**Given text:**

— Start —

Step 3: Wire It Into Your Express API

// routes/orders.js
import express from 'express';
import { SagaOrchestrator } from '../saga/SagaOrchestrator.js';
import { orderSagaSteps } from '../saga/orderSagaSteps.js';
import { randomUUID } from 'crypto';

const router = express.Router();

router.post('/orders', async (req, res) => {
  const { userId, productId, quantity, amount } = req.body;
  const orderId = randomUUID();
  const sagaId = randomUUID();

  const orchestrator = new SagaOrchestrator(sagaId, orderSagaSteps);

  const result = await orchestrator.execute({
    orderId,
    userId,
    productId,
    quantity,
    amount,
  });

  if (result.success) {
    return res.status(201).json({
      orderId,
      sagaId: result.sagaId,
      status: 'confirmed',
    });
  }

  return res.status(422).json({
    error: 'Order could not be completed',
    reason: result.error,
    sagaId: result.sagaId,
    compensated: true,
  });
});

// Check saga status (useful for debugging and client polling)
router.get('/orders/saga/:sagaId', async (req, res) => {
  const raw = await redis.get(`saga:${req.params.sagaId}`);
  if (!raw) return res.status(404).json({ error: 'Saga not found' });
  res.json(JSON.parse(raw));
});

export default router;

Handling Stuck Compensations

One of the most dangerous scenarios in Saga patterns is a failed compensation — your payment was charged, the inventory step failed, and now your refund call is also failing. You have inconsistent state.

The solution: a compensation recovery queue.

— End —

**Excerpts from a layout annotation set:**
— Start —

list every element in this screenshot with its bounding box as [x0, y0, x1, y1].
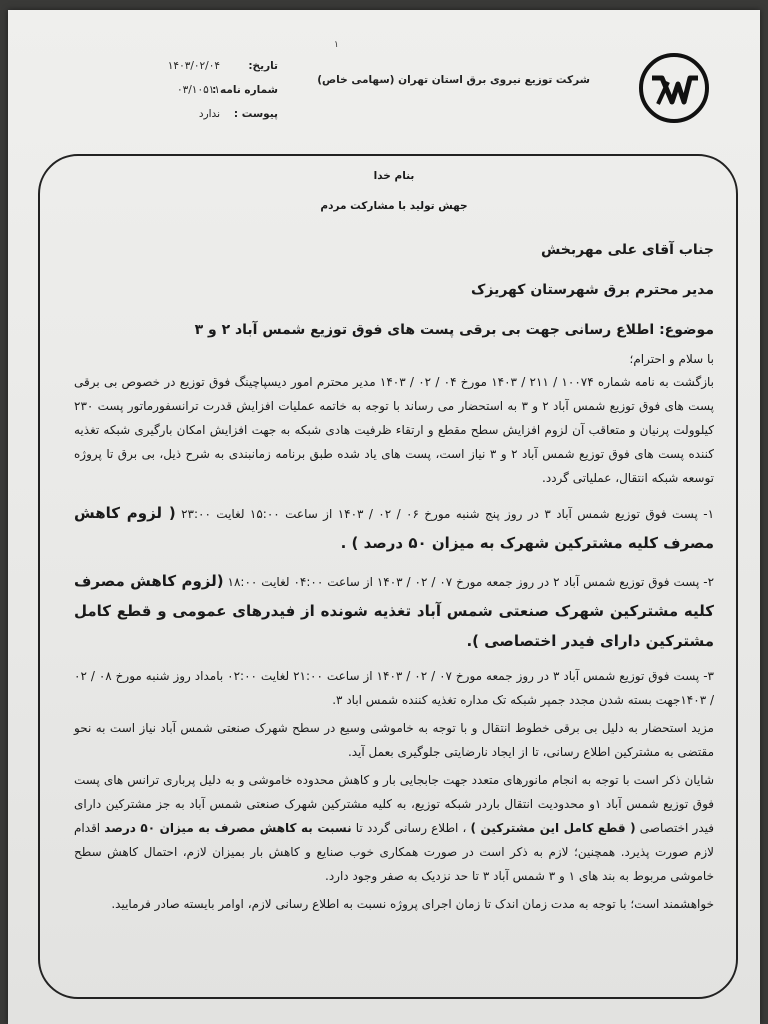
recipient-name: جناب آقای علی مهربخش: [540, 242, 714, 258]
attachment-label: پیوست :: [233, 108, 278, 120]
attachment-value: ندارد: [198, 108, 220, 120]
subject-line: موضوع: اطلاع رسانی جهت بی برقی پست های فوق توزیع شمس آباد ۲ و ۳: [194, 322, 714, 338]
schedule-item-3: [74, 664, 714, 712]
number-row: [148, 78, 278, 102]
schedule-item-2-text: ۲- پست فوق توزیع شمس آباد ۲ در روز جمعه مورخ ۰۷ / ۰۲ / ۱۴۰۳ از ساعت ۰۴:۰۰ لغایت ۱۸:۰۰: [227, 575, 715, 589]
schedule-item-2-bold: (لزوم کاهش مصرف کلیه مشترکین شهرک صنعتی شمس آباد تغذیه شونده از فیدرهای عمومی و قطع کامل مشترکین دارای فیدر اختصاصی ).: [74, 572, 714, 650]
schedule-item-1-text: ۱- پست فوق توزیع شمس آباد ۳ در روز پنج شنبه مورخ ۰۶ / ۰۲ / ۱۴۰۳ از ساعت ۱۵:۰۰ لغایت ۲۳:۰۰: [175, 507, 715, 521]
recipient-title: مدیر محترم برق شهرستان کهریزک: [471, 282, 714, 298]
date-value: ۱۴۰۳/۰۲/۰۴: [167, 60, 220, 72]
company-name: شرکت توزیع نیروی برق استان تهران (سهامی خاص): [317, 74, 590, 86]
attachment-row: [148, 102, 278, 126]
letter-body: [74, 170, 714, 916]
schedule-item-3-text: ۳- پست فوق توزیع شمس آباد ۳ در روز جمعه مورخ ۰۷ / ۰۲ / ۱۴۰۳ از ساعت ۲۱:۰۰ لغایت ۰۲:۰۰ بامداد روز شنبه مورخ ۰۸ / ۰۲ / ۱۴۰۳جهت بسته شدن مجدد جمپر شبکه تک مداره تغذیه کننده شمس اباد ۳.: [74, 669, 714, 707]
greeting: با سلام و احترام؛: [629, 352, 714, 366]
page-number: ۱: [334, 40, 339, 50]
schedule-item-1: [74, 498, 714, 558]
extra-paragraph: مزید استحضار به دلیل بی برقی خطوط انتقال و با توجه به خاموشی وسیع در سطح شهرک صنعتی شمس آباد نیاز است به نحو مقتضی به مشترکین اطلاع رسانی، تا از ایجاد نارضایتی جلوگیری بعمل آید.: [74, 721, 714, 759]
note-part-1: شایان ذکر است با توجه به انجام مانورهای متعدد جهت جابجایی بار و کاهش محدوده خاموشی و به دلیل پرباری ترانس های پست فوق توزیع شمس آباد ۱و محدودیت انتقال باردر شبکه توزیع، به کلیه مشترکین شهرک صنعتی شمس آباد به جز مشترکین دارای فیدر اختصاصی: [74, 773, 715, 835]
note-part-3: اقدام لازم صورت پذیرد. همچنین؛ لازم به ذکر است در صورت همکاری خوب صنایع و کاهش بار بمیزان لازم، احتمال کاهش سطح خاموشی مربوط به بند های ۱ و ۳ شمس آباد ۳ تا حد نزدیک به صفر وجود دارد.: [74, 821, 714, 883]
slogan: جهش تولید با مشارکت مردم: [320, 200, 468, 212]
company-logo-icon: [638, 52, 710, 124]
number-label: شماره نامه :: [212, 84, 278, 96]
closing-paragraph: خواهشمند است؛ با توجه به مدت زمان اندک تا زمان اجرای پروژه نسبت به اطلاع رسانی لازم، اوامر بایسته صادر فرمایید.: [111, 897, 714, 911]
schedule-item-2: [74, 566, 714, 656]
date-label: تاریخ:: [248, 60, 278, 72]
bismillah: بنام خدا: [373, 170, 415, 182]
number-value: ۰۳/۱۰۵۱۱: [176, 84, 220, 96]
letter-meta: [148, 54, 278, 126]
intro-paragraph: بازگشت به نامه شماره ۱۰۰۷۴ / ۲۱۱ / ۱۴۰۳ مورخ ۰۴ / ۰۲ / ۱۴۰۳ مدیر محترم امور دیسپاچینگ فوق توزیع در خصوص بی برقی پست های فوق توزیع شمس آباد ۲ و ۳ به استحضار می رساند با توجه به خاتمه عملیات افزایش قدرت ترانسفورماتور پست ۲۳۰ کیلوولت پرنیان و متعاقب آن لزوم افزایش سطح مقطع و ارتقاء ظرفیت هادی شبکه به جهت افزایش امکان بارگیری شبکه تغذیه کننده پست های فوق توزیع شمس آباد ۲ و ۳ نیاز است، پست های یاد شده طبق برنامه زمانبندی به شرح ذیل، بی برق تا پروژه توسعه شبکه انتقال، عملیاتی گردد.: [74, 375, 715, 485]
note-paragraph: [74, 768, 714, 888]
letter-page: [8, 10, 760, 1024]
date-row: [148, 54, 278, 78]
note-bold-1: ( قطع کامل این مشترکین ): [470, 821, 636, 835]
schedule-item-1-bold: ( لزوم کاهش مصرف کلیه مشترکین شهرک به میزان ۵۰ درصد ) .: [74, 504, 714, 552]
note-bold-2: نسبت به کاهش مصرف به میزان ۵۰ درصد: [104, 821, 352, 835]
note-part-2: ، اطلاع رسانی گردد تا: [351, 821, 467, 835]
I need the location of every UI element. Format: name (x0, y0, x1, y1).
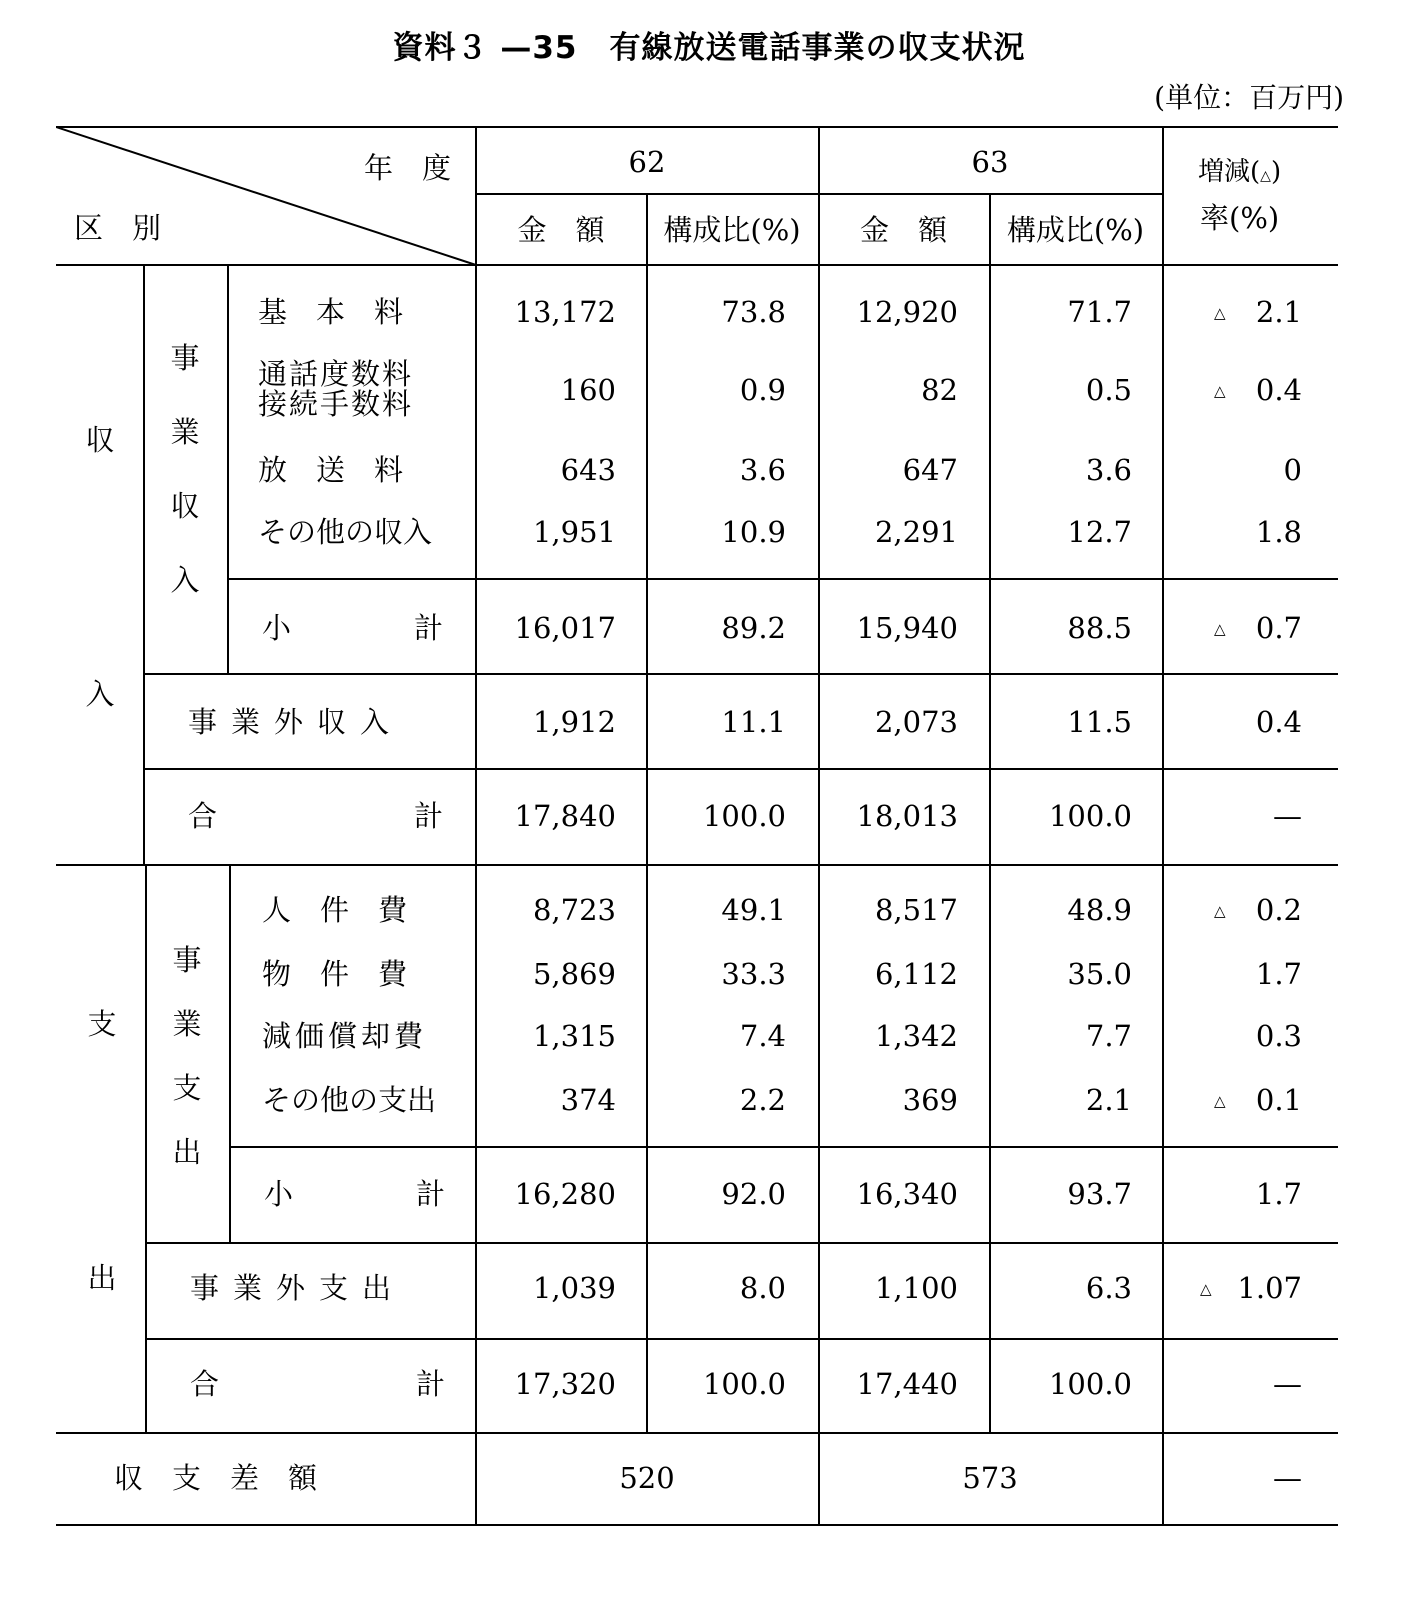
ratio-62-cell: 100.0 (702, 1367, 786, 1401)
row-label: 放 送 料 (258, 453, 404, 487)
change-cell: 0.3 (1255, 1019, 1302, 1053)
ratio-63-cell: 88.5 (1067, 611, 1132, 645)
row-label-right: 計 (416, 1177, 446, 1211)
year-header-label: 年 度 (364, 151, 452, 185)
amount-63-cell: 15,940 (856, 611, 958, 645)
amount-63-cell: 369 (902, 1083, 958, 1117)
row-label: その他の収入 (258, 515, 433, 549)
negative-triangle-icon: △ (1214, 902, 1226, 920)
amount-63-cell: 2,073 (874, 705, 958, 739)
amount-62-cell: 160 (560, 373, 616, 407)
amount-63-cell: 16,340 (856, 1177, 958, 1211)
row-label-left: 合 (190, 1367, 220, 1401)
amount-62-cell: 5,869 (532, 957, 616, 991)
change-cell: — (1273, 1367, 1302, 1401)
income-op-label-4: 入 (170, 563, 200, 597)
amount-63-cell: 17,440 (856, 1367, 958, 1401)
change-cell: 0.2 (1255, 893, 1302, 927)
row-label: 事業外収入 (188, 705, 404, 739)
ratio-63-cell: 7.7 (1085, 1019, 1132, 1053)
change-cell: 0.7 (1255, 611, 1302, 645)
category-header-label: 区 別 (74, 211, 162, 245)
amount-62-cell: 16,017 (514, 611, 616, 645)
change-cell: 0.1 (1255, 1083, 1302, 1117)
amount-63-cell: 1,342 (874, 1019, 958, 1053)
row-label-left: 合 (188, 799, 218, 833)
balance-label: 収 支 差 額 (114, 1461, 318, 1495)
row-label-left: 小 (262, 611, 292, 645)
ratio-62-cell: 10.9 (721, 515, 786, 549)
amount-63-cell: 18,013 (856, 799, 958, 833)
ratio-62-cell: 89.2 (721, 611, 786, 645)
income-op-label-1: 事 (170, 341, 200, 375)
change-cell: 0.4 (1255, 373, 1302, 407)
change-cell: — (1273, 799, 1302, 833)
ratio-62-cell: 8.0 (739, 1271, 786, 1305)
ratio-63-cell: 100.0 (1048, 1367, 1132, 1401)
amount-62-cell: 643 (560, 453, 616, 487)
rule-income-nonop (143, 673, 1338, 675)
ratio-62-cell: 0.9 (739, 373, 786, 407)
ratio-63-cell: 71.7 (1067, 295, 1132, 329)
change-cell: 1.07 (1237, 1271, 1302, 1305)
expense-op-label-2: 業 (172, 1007, 202, 1041)
ratio-63-cell: 100.0 (1048, 799, 1132, 833)
change-cell: 1.7 (1255, 1177, 1302, 1211)
ratio-63-cell: 48.9 (1067, 893, 1132, 927)
income-op-label-2: 業 (170, 415, 200, 449)
change-cell: 1.8 (1255, 515, 1302, 549)
year-62-header: 62 (628, 145, 666, 179)
unit-note: (単位：百万円) (1154, 81, 1344, 114)
row-label: 事業外支出 (190, 1271, 406, 1305)
amount-62-cell: 1,912 (532, 705, 616, 739)
row-label: その他の支出 (262, 1083, 437, 1117)
ratio-62-cell: 73.8 (721, 295, 786, 329)
rule-bottom (56, 1524, 1338, 1526)
ratio-63-cell: 0.5 (1085, 373, 1132, 407)
expense-label-top: 支 (87, 1007, 117, 1041)
amount-63-header: 金 額 (859, 213, 947, 247)
ratio-62-cell: 11.1 (721, 705, 786, 739)
ratio-63-cell: 93.7 (1067, 1177, 1132, 1211)
row-label: 物 件 費 (262, 957, 408, 991)
year-63-header: 63 (971, 145, 1009, 179)
rule-expense-nonop (145, 1242, 1338, 1244)
ratio-62-cell: 2.2 (739, 1083, 786, 1117)
ratio-63-cell: 12.7 (1067, 515, 1132, 549)
ratio-63-cell: 11.5 (1067, 705, 1132, 739)
amount-63-cell: 6,112 (874, 957, 958, 991)
ratio-62-header: 構成比(%) (663, 213, 801, 247)
amount-63-cell: 647 (902, 453, 958, 487)
negative-triangle-icon: △ (1214, 382, 1226, 400)
ratio-63-cell: 6.3 (1085, 1271, 1132, 1305)
income-op-label-3: 収 (170, 489, 200, 523)
ratio-62-cell: 33.3 (721, 957, 786, 991)
header-diagonal (56, 126, 478, 266)
rule-income-subtotal (227, 578, 1338, 580)
row-label-right: 計 (416, 1367, 446, 1401)
row-label-line2: 接続手数料 (258, 387, 414, 421)
expense-op-label-4: 出 (172, 1135, 202, 1169)
amount-62-cell: 17,320 (514, 1367, 616, 1401)
row-label-line1: 通話度数料 (258, 357, 414, 391)
change-header-line1: 増減(△) (1198, 157, 1282, 187)
change-cell: 2.1 (1255, 295, 1302, 329)
row-label: 減価償却費 (262, 1019, 428, 1053)
change-cell: 1.7 (1255, 957, 1302, 991)
row-label: 基 本 料 (258, 295, 404, 329)
negative-triangle-icon: △ (1214, 620, 1226, 638)
balance-change: — (1273, 1461, 1302, 1495)
ratio-62-cell: 100.0 (702, 799, 786, 833)
ratio-63-cell: 35.0 (1067, 957, 1132, 991)
balance-62: 520 (619, 1461, 675, 1495)
rule-expense-subtotal (229, 1146, 1338, 1148)
row-label-right: 計 (414, 799, 444, 833)
amount-62-cell: 13,172 (514, 295, 616, 329)
balance-63: 573 (962, 1461, 1018, 1495)
amount-63-cell: 2,291 (874, 515, 958, 549)
rule-expense-end (56, 1432, 1338, 1434)
expense-inner-line (145, 864, 147, 1434)
expense-op-label-3: 支 (172, 1071, 202, 1105)
amount-63-cell: 1,100 (874, 1271, 958, 1305)
rule-income-total (143, 768, 1338, 770)
amount-62-cell: 1,315 (532, 1019, 616, 1053)
amount-62-header: 金 額 (517, 213, 605, 247)
income-label-bottom: 入 (85, 677, 115, 711)
income-inner-line (143, 264, 145, 866)
ratio-63-cell: 3.6 (1085, 453, 1132, 487)
change-header-line2: 率(%) (1200, 201, 1280, 235)
ratio-63-header: 構成比(%) (1006, 213, 1145, 247)
negative-triangle-icon: △ (1214, 304, 1226, 322)
expense-op-label-1: 事 (172, 943, 202, 977)
amount-62-cell: 16,280 (514, 1177, 616, 1211)
rule-income-end (56, 864, 1338, 866)
row-label-right: 計 (414, 611, 444, 645)
ratio-63-cell: 2.1 (1085, 1083, 1132, 1117)
income-op-line (227, 264, 229, 674)
ratio-62-cell: 3.6 (739, 453, 786, 487)
row-label-left: 小 (264, 1177, 294, 1211)
ratio-62-cell: 49.1 (721, 893, 786, 927)
negative-triangle-icon: △ (1214, 1092, 1226, 1110)
rule-expense-total (145, 1338, 1338, 1340)
ratio-62-cell: 7.4 (739, 1019, 786, 1053)
change-cell: 0.4 (1255, 705, 1302, 739)
amount-63-cell: 8,517 (874, 893, 958, 927)
amount-62-cell: 17,840 (514, 799, 616, 833)
change-cell: 0 (1283, 453, 1302, 487)
document-title: 資料３ —35 有線放送電話事業の収支状況 (392, 30, 1026, 66)
amount-62-cell: 374 (560, 1083, 616, 1117)
negative-triangle-icon: △ (1200, 1280, 1212, 1298)
expense-op-line (229, 864, 231, 1244)
amount-62-cell: 1,951 (532, 515, 616, 549)
expense-label-bottom: 出 (87, 1261, 117, 1295)
amount-63-cell: 82 (921, 373, 958, 407)
amount-63-cell: 12,920 (856, 295, 958, 329)
income-label-top: 収 (85, 423, 115, 457)
ratio-62-cell: 92.0 (721, 1177, 786, 1211)
row-label: 人 件 費 (262, 893, 408, 927)
amount-62-cell: 8,723 (532, 893, 616, 927)
amount-62-cell: 1,039 (532, 1271, 616, 1305)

— End —

**Work to do:**
Answer these questions about the Express API text:
1. What status code does the POST route send when the saga succeeds?
2. What error message does the GET route return when no saga is found?
3. What solution does the text offer for a failed compensation?

**Written response:**
1. 201
2. Saga not found
3. A compensation recovery queue